[START OF SUPPLIED RECORDS]

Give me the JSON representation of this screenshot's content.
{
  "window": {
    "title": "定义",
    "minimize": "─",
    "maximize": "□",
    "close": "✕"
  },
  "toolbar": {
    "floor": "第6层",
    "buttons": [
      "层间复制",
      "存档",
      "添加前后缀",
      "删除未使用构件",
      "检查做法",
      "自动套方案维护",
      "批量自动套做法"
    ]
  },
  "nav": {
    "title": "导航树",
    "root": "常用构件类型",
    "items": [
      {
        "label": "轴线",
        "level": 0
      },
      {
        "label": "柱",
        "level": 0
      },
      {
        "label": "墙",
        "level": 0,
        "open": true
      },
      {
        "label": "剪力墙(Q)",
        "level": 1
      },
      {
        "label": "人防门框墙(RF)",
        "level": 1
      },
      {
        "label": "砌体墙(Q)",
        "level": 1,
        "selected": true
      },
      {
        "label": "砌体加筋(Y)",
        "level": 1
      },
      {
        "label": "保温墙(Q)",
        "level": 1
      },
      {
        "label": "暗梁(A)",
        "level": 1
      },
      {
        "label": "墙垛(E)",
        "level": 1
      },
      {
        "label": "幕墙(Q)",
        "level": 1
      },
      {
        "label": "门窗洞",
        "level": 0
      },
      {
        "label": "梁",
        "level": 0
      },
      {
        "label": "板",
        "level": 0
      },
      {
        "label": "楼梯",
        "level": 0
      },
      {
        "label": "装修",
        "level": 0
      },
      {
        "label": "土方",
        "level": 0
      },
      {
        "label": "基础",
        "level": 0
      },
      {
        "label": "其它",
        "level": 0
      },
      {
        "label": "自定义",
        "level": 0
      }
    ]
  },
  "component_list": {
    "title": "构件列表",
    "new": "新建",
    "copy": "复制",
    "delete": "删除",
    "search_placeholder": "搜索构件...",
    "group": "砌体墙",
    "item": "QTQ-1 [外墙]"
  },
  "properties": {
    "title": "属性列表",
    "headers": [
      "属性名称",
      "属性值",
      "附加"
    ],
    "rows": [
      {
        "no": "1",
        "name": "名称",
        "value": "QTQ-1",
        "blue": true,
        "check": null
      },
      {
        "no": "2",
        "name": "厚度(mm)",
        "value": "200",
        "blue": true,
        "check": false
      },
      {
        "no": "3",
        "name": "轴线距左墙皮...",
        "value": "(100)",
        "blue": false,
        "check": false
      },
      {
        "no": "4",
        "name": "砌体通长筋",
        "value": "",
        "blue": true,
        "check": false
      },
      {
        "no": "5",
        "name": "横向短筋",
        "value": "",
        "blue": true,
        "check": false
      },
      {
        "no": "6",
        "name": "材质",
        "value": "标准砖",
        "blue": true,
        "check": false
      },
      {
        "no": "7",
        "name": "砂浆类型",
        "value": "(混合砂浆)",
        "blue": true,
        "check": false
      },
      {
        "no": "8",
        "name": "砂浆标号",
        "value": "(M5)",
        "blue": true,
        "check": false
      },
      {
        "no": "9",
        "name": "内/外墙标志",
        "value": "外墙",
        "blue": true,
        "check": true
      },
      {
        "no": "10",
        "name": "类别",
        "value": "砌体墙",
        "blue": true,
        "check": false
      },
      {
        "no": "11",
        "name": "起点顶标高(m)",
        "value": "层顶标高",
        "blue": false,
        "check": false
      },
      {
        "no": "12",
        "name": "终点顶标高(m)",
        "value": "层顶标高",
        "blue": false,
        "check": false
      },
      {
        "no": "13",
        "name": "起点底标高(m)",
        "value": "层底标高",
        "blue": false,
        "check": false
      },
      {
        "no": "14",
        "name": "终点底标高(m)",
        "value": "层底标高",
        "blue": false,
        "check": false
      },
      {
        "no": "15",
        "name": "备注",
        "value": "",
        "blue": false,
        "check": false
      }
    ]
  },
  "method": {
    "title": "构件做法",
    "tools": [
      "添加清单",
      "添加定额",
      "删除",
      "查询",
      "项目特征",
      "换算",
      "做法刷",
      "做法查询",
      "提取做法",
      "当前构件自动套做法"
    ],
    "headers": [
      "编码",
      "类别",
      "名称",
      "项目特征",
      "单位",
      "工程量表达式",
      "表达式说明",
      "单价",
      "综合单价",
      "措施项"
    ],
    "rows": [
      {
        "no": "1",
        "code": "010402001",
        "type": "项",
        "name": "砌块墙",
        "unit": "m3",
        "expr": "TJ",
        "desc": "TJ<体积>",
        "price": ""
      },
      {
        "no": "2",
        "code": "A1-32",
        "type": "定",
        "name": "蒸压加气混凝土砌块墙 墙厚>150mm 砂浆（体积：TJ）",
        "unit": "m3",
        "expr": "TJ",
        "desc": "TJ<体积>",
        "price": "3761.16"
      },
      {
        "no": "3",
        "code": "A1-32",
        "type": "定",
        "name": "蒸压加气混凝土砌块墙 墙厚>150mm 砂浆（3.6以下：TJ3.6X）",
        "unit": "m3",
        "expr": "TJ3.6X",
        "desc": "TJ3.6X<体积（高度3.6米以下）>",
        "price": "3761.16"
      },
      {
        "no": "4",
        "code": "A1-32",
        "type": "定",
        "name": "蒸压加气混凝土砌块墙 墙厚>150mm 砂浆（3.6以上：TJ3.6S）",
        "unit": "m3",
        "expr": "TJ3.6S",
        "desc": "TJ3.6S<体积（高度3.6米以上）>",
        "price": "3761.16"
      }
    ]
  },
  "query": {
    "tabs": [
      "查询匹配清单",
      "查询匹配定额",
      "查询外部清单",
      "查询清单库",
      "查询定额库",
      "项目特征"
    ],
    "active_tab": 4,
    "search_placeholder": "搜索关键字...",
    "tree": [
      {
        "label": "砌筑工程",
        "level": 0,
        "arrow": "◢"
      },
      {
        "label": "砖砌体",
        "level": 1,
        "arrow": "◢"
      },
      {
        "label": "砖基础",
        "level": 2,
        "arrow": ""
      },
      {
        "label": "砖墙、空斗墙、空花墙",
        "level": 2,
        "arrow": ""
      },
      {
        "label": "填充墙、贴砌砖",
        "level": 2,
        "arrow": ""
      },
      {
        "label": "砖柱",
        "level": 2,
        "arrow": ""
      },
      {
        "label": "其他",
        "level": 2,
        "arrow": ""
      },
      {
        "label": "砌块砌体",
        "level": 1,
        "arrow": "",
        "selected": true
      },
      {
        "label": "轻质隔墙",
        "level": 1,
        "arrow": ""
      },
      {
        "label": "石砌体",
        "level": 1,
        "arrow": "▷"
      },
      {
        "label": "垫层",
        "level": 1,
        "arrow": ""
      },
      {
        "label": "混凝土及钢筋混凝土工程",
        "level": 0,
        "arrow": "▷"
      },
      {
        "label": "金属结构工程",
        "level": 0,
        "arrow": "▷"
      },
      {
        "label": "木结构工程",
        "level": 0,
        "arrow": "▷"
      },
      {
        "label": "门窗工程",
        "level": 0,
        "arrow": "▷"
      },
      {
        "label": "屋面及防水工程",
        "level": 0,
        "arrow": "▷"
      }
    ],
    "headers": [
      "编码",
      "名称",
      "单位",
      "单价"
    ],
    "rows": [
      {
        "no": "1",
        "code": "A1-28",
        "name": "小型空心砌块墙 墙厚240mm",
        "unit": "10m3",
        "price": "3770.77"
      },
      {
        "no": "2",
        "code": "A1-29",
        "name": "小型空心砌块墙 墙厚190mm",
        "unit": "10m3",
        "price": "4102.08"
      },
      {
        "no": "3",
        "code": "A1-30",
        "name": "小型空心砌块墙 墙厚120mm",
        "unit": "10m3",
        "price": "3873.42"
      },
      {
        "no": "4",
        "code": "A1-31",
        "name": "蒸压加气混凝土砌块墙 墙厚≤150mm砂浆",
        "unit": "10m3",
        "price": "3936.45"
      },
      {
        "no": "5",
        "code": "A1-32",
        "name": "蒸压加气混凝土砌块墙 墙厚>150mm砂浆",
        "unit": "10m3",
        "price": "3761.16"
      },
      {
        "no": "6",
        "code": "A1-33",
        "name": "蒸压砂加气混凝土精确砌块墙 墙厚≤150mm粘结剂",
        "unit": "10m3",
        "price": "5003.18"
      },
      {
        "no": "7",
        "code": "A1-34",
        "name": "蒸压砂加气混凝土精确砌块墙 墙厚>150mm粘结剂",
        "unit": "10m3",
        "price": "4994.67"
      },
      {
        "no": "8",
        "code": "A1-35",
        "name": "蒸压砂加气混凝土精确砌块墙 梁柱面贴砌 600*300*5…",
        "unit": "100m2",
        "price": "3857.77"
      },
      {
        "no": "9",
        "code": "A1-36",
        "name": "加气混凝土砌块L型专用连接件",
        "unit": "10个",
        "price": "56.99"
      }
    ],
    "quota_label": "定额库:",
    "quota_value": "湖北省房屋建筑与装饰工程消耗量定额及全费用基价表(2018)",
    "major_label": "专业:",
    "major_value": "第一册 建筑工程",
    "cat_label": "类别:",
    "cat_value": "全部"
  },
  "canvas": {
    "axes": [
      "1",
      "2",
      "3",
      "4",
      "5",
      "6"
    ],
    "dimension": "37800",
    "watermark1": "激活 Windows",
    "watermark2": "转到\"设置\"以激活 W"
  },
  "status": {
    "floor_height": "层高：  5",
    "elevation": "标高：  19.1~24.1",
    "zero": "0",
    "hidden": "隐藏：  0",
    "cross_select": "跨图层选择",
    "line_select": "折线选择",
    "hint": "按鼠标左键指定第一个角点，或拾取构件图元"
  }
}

[END OF SUPPLIED RECORDS]

**TASK GOAL:** Extract every line that has the string "小型空心砌块墙" in it.

**EXERCISE RESPONSE:**
        "name": "小型空心砌块墙 墙厚240mm",
        "name": "小型空心砌块墙 墙厚190mm",
        "name": "小型空心砌块墙 墙厚120mm",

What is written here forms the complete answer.